Given exercise: Copy the records below word for word, omitting the pictures.

Information given:
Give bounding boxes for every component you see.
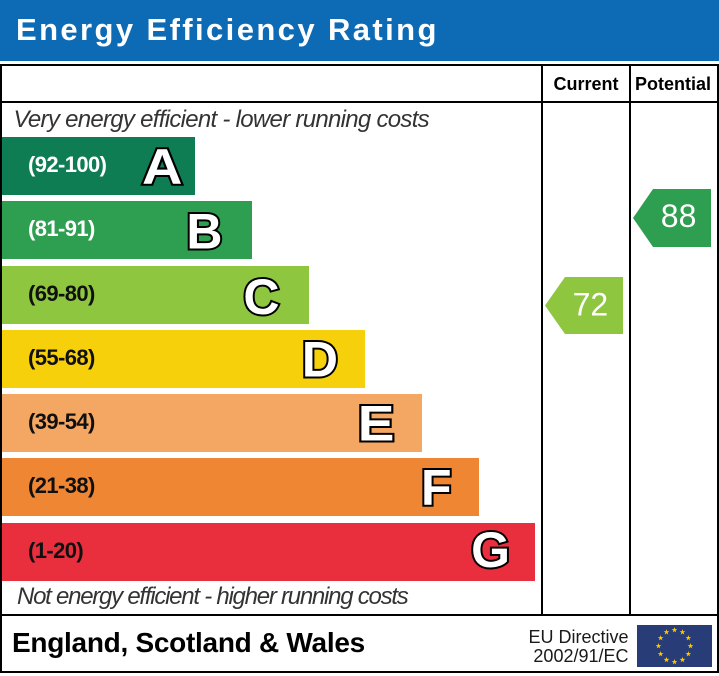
svg-text:C: C	[243, 269, 279, 325]
svg-text:72: 72	[573, 287, 609, 323]
svg-text:88: 88	[661, 198, 697, 234]
svg-text:G: G	[471, 522, 510, 578]
svg-text:E: E	[358, 396, 395, 452]
svg-text:A: A	[142, 140, 182, 196]
svg-text:F: F	[421, 460, 452, 516]
svg-text:B: B	[186, 204, 222, 260]
svg-text:D: D	[302, 332, 338, 388]
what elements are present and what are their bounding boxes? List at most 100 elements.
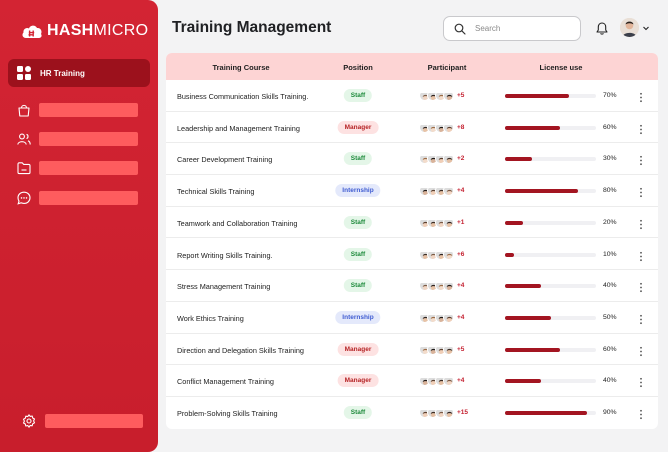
settings-placeholder — [45, 414, 143, 428]
more-options-icon[interactable] — [638, 375, 644, 388]
table-row[interactable]: Leadership and Management Training Manage… — [166, 112, 658, 144]
course-name: Technical Skills Training — [177, 187, 255, 197]
participant-more-count: +15 — [457, 409, 469, 416]
license-progress-fill — [505, 220, 524, 225]
position-badge: Manager — [337, 374, 379, 388]
table-row[interactable]: Conflict Management Training Manager +4 40% — [166, 365, 658, 397]
participant-avatars[interactable]: +4 — [419, 185, 464, 197]
participant-avatars[interactable]: +8 — [419, 121, 465, 133]
search-input[interactable] — [475, 24, 570, 33]
license-progress-fill — [505, 189, 578, 194]
table-row[interactable]: Teamwork and Collaboration Training Staff… — [166, 207, 658, 239]
table-row[interactable]: Work Ethics Training Internship +4 50% — [166, 302, 658, 334]
search-box[interactable] — [443, 16, 581, 41]
participant-avatar — [443, 153, 454, 165]
license-percentage: 60% — [603, 345, 617, 353]
participant-avatars[interactable]: +4 — [419, 375, 464, 387]
course-name: Business Communication Skills Training. — [177, 92, 309, 101]
more-options-icon[interactable] — [638, 407, 644, 420]
participant-avatar — [443, 185, 454, 197]
sidebar-item-4[interactable] — [17, 190, 138, 206]
participant-avatar — [419, 248, 430, 260]
license-progress-bar — [505, 157, 596, 162]
settings-item[interactable] — [22, 414, 143, 428]
column-header-license[interactable]: License use — [539, 63, 583, 72]
license-progress-bar — [505, 94, 596, 98]
table-row[interactable]: Technical Skills Training Internship +4 80% — [166, 175, 658, 207]
table-row[interactable]: Direction and Delegation Skills Training… — [166, 334, 658, 366]
participant-avatars[interactable]: +4 — [419, 280, 465, 292]
course-name: Direction and Delegation Skills Training — [177, 345, 304, 355]
position-badge: Internship — [335, 184, 381, 198]
participant-more-count: +8 — [457, 123, 465, 131]
table-row[interactable]: Career Development Training Staff +2 30% — [166, 143, 658, 176]
column-header-course[interactable]: Training Course — [212, 63, 270, 72]
more-options-icon[interactable] — [638, 312, 644, 324]
bag-icon — [18, 104, 30, 117]
participant-avatar — [443, 90, 454, 101]
course-name: Conflict Management Training — [177, 377, 274, 387]
license-progress-bar — [505, 411, 596, 415]
more-options-icon[interactable] — [638, 280, 644, 293]
participant-more-count: +1 — [457, 218, 465, 226]
course-name: Leadership and Management Training — [177, 123, 300, 133]
participant-more-count: +4 — [457, 282, 465, 290]
participant-avatars[interactable]: +4 — [419, 311, 464, 323]
sidebar: HASHMICRO HR Training — [0, 0, 158, 452]
participant-avatars[interactable]: +1 — [419, 216, 465, 228]
license-percentage: 90% — [603, 409, 617, 416]
table-row[interactable]: Business Communication Skills Training. S… — [166, 80, 658, 112]
table-row[interactable]: Report Writing Skills Training. Staff +6 10… — [166, 239, 658, 271]
participant-avatar — [443, 375, 454, 387]
license-percentage: 60% — [603, 123, 617, 131]
license-progress-fill — [505, 252, 515, 257]
license-progress-fill — [505, 347, 560, 352]
license-progress-bar — [505, 347, 596, 352]
participant-avatars[interactable]: +5 — [419, 90, 464, 101]
grid-icon — [17, 66, 31, 80]
user-menu[interactable] — [620, 18, 650, 37]
participant-avatar — [427, 343, 438, 355]
participant-avatar — [443, 121, 454, 133]
table-row[interactable]: Stress Management Training Staff +4 40% — [166, 270, 658, 302]
sidebar-item-1[interactable] — [17, 102, 138, 118]
sidebar-item-hr-training[interactable]: HR Training — [8, 59, 150, 87]
position-badge: Manager — [337, 342, 379, 356]
license-percentage: 40% — [603, 282, 617, 290]
license-percentage: 40% — [603, 377, 617, 385]
sidebar-item-3[interactable] — [17, 160, 138, 176]
position-badge: Staff — [343, 215, 373, 229]
participant-avatars[interactable]: +6 — [419, 248, 464, 260]
participant-more-count: +5 — [457, 92, 465, 99]
users-icon — [17, 133, 31, 145]
more-options-icon[interactable] — [638, 153, 644, 166]
license-progress-bar — [505, 284, 596, 289]
participant-avatar — [443, 311, 454, 323]
bell-icon[interactable] — [596, 22, 608, 35]
table-row[interactable]: Problem-Solving Skills Training Staff +15 9… — [166, 397, 658, 429]
more-options-icon[interactable] — [638, 217, 644, 229]
position-badge: Staff — [343, 89, 373, 102]
participant-avatars[interactable]: +5 — [419, 343, 464, 355]
more-options-icon[interactable] — [638, 122, 644, 134]
sidebar-item-2[interactable] — [17, 131, 138, 147]
participant-avatars[interactable]: +15 — [419, 407, 468, 418]
participant-avatars[interactable]: +2 — [419, 153, 465, 165]
participant-more-count: +2 — [457, 155, 465, 163]
brand-logo[interactable]: HASHMICRO — [21, 22, 148, 40]
more-options-icon[interactable] — [638, 344, 644, 356]
sidebar-item-placeholder — [39, 161, 138, 175]
course-name: Report Writing Skills Training. — [177, 250, 273, 260]
license-progress-bar — [505, 125, 596, 130]
position-badge: Staff — [343, 279, 373, 293]
license-percentage: 10% — [603, 250, 617, 258]
license-progress-bar — [505, 315, 596, 320]
more-options-icon[interactable] — [638, 249, 644, 261]
more-options-icon[interactable] — [638, 90, 644, 103]
position-badge: Manager — [337, 120, 379, 134]
license-progress-fill — [505, 284, 542, 289]
position-badge: Staff — [343, 152, 373, 166]
column-header-position[interactable]: Position — [343, 63, 373, 72]
more-options-icon[interactable] — [638, 185, 644, 198]
column-header-participant[interactable]: Participant — [427, 63, 467, 72]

Full output:
Give bounding boxes for every component you see.
svg-text:C: C	[243, 269, 279, 325]
svg-text:72: 72	[573, 287, 609, 323]
svg-text:88: 88	[661, 198, 697, 234]
svg-text:G: G	[471, 522, 510, 578]
svg-text:E: E	[358, 396, 395, 452]
svg-text:A: A	[142, 140, 182, 196]
svg-text:F: F	[421, 460, 452, 516]
svg-text:B: B	[186, 204, 222, 260]
svg-text:D: D	[302, 332, 338, 388]
what elements are present and what are their bounding boxes? List at most 100 elements.
settings-placeholder — [45, 414, 143, 428]
more-options-icon[interactable] — [638, 375, 644, 388]
table-row[interactable]: Leadership and Management Training Manage… — [166, 112, 658, 144]
course-name: Technical Skills Training — [177, 187, 255, 197]
participant-more-count: +15 — [457, 409, 469, 416]
license-progress-fill — [505, 220, 524, 225]
position-badge: Manager — [337, 374, 379, 388]
table-row[interactable]: Conflict Management Training Manager +4 40% — [166, 365, 658, 397]
participant-avatars[interactable]: +4 — [419, 185, 464, 197]
participant-avatars[interactable]: +8 — [419, 121, 465, 133]
search-input[interactable] — [475, 24, 570, 33]
license-progress-fill — [505, 189, 578, 194]
table-row[interactable]: Teamwork and Collaboration Training Staff… — [166, 207, 658, 239]
table-row[interactable]: Work Ethics Training Internship +4 50% — [166, 302, 658, 334]
search-box[interactable] — [443, 16, 581, 41]
participant-avatar — [443, 153, 454, 165]
license-percentage: 60% — [603, 345, 617, 353]
participant-avatars[interactable]: +4 — [419, 375, 464, 387]
course-name: Business Communication Skills Training. — [177, 92, 309, 101]
more-options-icon[interactable] — [638, 407, 644, 420]
participant-avatar — [443, 185, 454, 197]
sidebar-item-4[interactable] — [17, 190, 138, 206]
participant-avatar — [419, 248, 430, 260]
license-progress-bar — [505, 157, 596, 162]
settings-item[interactable] — [22, 414, 143, 428]
column-header-license[interactable]: License use — [539, 63, 583, 72]
license-progress-bar — [505, 94, 596, 98]
table-row[interactable]: Technical Skills Training Internship +4 80% — [166, 175, 658, 207]
table-row[interactable]: Direction and Delegation Skills Training… — [166, 334, 658, 366]
participant-avatars[interactable]: +4 — [419, 280, 465, 292]
course-name: Direction and Delegation Skills Training — [177, 345, 304, 355]
position-badge: Internship — [335, 184, 381, 198]
participant-more-count: +8 — [457, 123, 465, 131]
table-row[interactable]: Career Development Training Staff +2 30% — [166, 143, 658, 176]
column-header-course[interactable]: Training Course — [212, 63, 270, 72]
more-options-icon[interactable] — [638, 312, 644, 324]
bag-icon — [18, 104, 30, 117]
participant-avatar — [443, 90, 454, 101]
course-name: Conflict Management Training — [177, 377, 274, 387]
license-progress-bar — [505, 411, 596, 415]
more-options-icon[interactable] — [638, 280, 644, 293]
participant-more-count: +1 — [457, 218, 465, 226]
course-name: Leadership and Management Training — [177, 123, 300, 133]
participant-more-count: +4 — [457, 282, 465, 290]
participant-avatars[interactable]: +4 — [419, 311, 464, 323]
sidebar: HASHMICRO HR Training — [0, 0, 158, 452]
participant-avatars[interactable]: +1 — [419, 216, 465, 228]
license-percentage: 90% — [603, 409, 617, 416]
table-row[interactable]: Business Communication Skills Training. S… — [166, 80, 658, 112]
table-row[interactable]: Report Writing Skills Training. Staff +6 10… — [166, 239, 658, 271]
participant-avatar — [443, 375, 454, 387]
license-percentage: 60% — [603, 123, 617, 131]
license-progress-fill — [505, 252, 515, 257]
license-progress-fill — [505, 347, 560, 352]
license-progress-bar — [505, 347, 596, 352]
participant-avatars[interactable]: +5 — [419, 90, 464, 101]
grid-icon — [17, 66, 31, 80]
user-menu[interactable] — [620, 18, 650, 37]
participant-avatar — [427, 343, 438, 355]
participant-avatar — [443, 121, 454, 133]
table-row[interactable]: Stress Management Training Staff +4 40% — [166, 270, 658, 302]
sidebar-item-1[interactable] — [17, 102, 138, 118]
sidebar-item-hr-training[interactable]: HR Training — [8, 59, 150, 87]
position-badge: Manager — [337, 342, 379, 356]
license-percentage: 40% — [603, 282, 617, 290]
license-percentage: 40% — [603, 377, 617, 385]
sidebar-item-3[interactable] — [17, 160, 138, 176]
position-badge: Staff — [343, 215, 373, 229]
participant-avatars[interactable]: +6 — [419, 248, 464, 260]
participant-more-count: +5 — [457, 92, 465, 99]
users-icon — [17, 133, 31, 145]
more-options-icon[interactable] — [638, 153, 644, 166]
license-progress-bar — [505, 284, 596, 289]
participant-avatar — [443, 311, 454, 323]
bell-icon[interactable] — [596, 22, 608, 35]
table-row[interactable]: Problem-Solving Skills Training Staff +15 9… — [166, 397, 658, 429]
more-options-icon[interactable] — [638, 217, 644, 229]
position-badge: Staff — [343, 89, 373, 102]
participant-avatars[interactable]: +5 — [419, 343, 464, 355]
more-options-icon[interactable] — [638, 122, 644, 134]
sidebar-item-2[interactable] — [17, 131, 138, 147]
participant-avatars[interactable]: +15 — [419, 407, 468, 418]
participant-avatars[interactable]: +2 — [419, 153, 465, 165]
participant-more-count: +2 — [457, 155, 465, 163]
brand-logo[interactable]: HASHMICRO — [21, 22, 148, 40]
more-options-icon[interactable] — [638, 344, 644, 356]
sidebar-item-placeholder — [39, 161, 138, 175]
course-name: Report Writing Skills Training. — [177, 250, 273, 260]
license-progress-bar — [505, 125, 596, 130]
position-badge: Staff — [343, 279, 373, 293]
license-percentage: 10% — [603, 250, 617, 258]
license-progress-bar — [505, 315, 596, 320]
more-options-icon[interactable] — [638, 249, 644, 261]
more-options-icon[interactable] — [638, 90, 644, 103]
position-badge: Manager — [337, 120, 379, 134]
license-progress-fill — [505, 284, 542, 289]
position-badge: Staff — [343, 152, 373, 166]
column-header-position[interactable]: Position — [343, 63, 373, 72]
more-options-icon[interactable] — [638, 185, 644, 198]
column-header-participant[interactable]: Participant — [427, 63, 467, 72]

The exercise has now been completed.